DESCRIPTION OF THE TASK: Keep only the lines that hold the string "axis", filtering out the rest of the entries below.

=== MATERIAL PROVIDED ===

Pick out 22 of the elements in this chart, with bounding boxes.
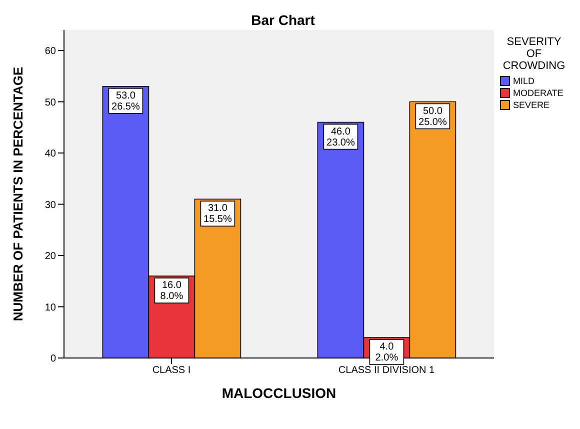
legend-label: SEVERE bbox=[512, 100, 551, 110]
x-axis-title: MALOCCLUSION bbox=[222, 385, 336, 401]
chart-title: Bar Chart bbox=[250, 12, 316, 28]
x-tick-label: CLASS II DIVISION 1 bbox=[338, 365, 436, 376]
legend-label: MODERATE bbox=[512, 88, 564, 98]
y-tick-label: 10 bbox=[44, 302, 56, 314]
y-tick-label: 30 bbox=[44, 200, 56, 211]
x-tick-label: CLASS I bbox=[152, 365, 191, 376]
data-label: 31.0 15.5% bbox=[204, 203, 232, 226]
data-label: 16.0 8.0% bbox=[160, 280, 184, 302]
y-tick-label: 50 bbox=[44, 97, 56, 108]
y-tick-label: 40 bbox=[44, 148, 56, 160]
y-tick-label: 20 bbox=[44, 251, 56, 262]
legend-title: SEVERITY OF CROWDING bbox=[502, 36, 566, 72]
y-tick-label: 60 bbox=[44, 46, 56, 58]
data-label: 46.0 23.0% bbox=[326, 126, 355, 148]
legend-label: MILD bbox=[512, 76, 536, 86]
y-tick-label: 0 bbox=[50, 354, 56, 365]
data-label: 50.0 25.0% bbox=[418, 106, 447, 128]
y-axis-title: NUMBER OF PATIENTS IN PERCENTAGE bbox=[10, 66, 26, 322]
data-label: 4.0 2.0% bbox=[375, 342, 398, 364]
data-label: 53.0 26.5% bbox=[112, 90, 140, 112]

===

SOLUTION FOR THIS PROBLEM:
x-axis-title: MALOCCLUSION bbox=[222, 385, 336, 401]
y-axis-title: NUMBER OF PATIENTS IN PERCENTAGE bbox=[10, 66, 26, 322]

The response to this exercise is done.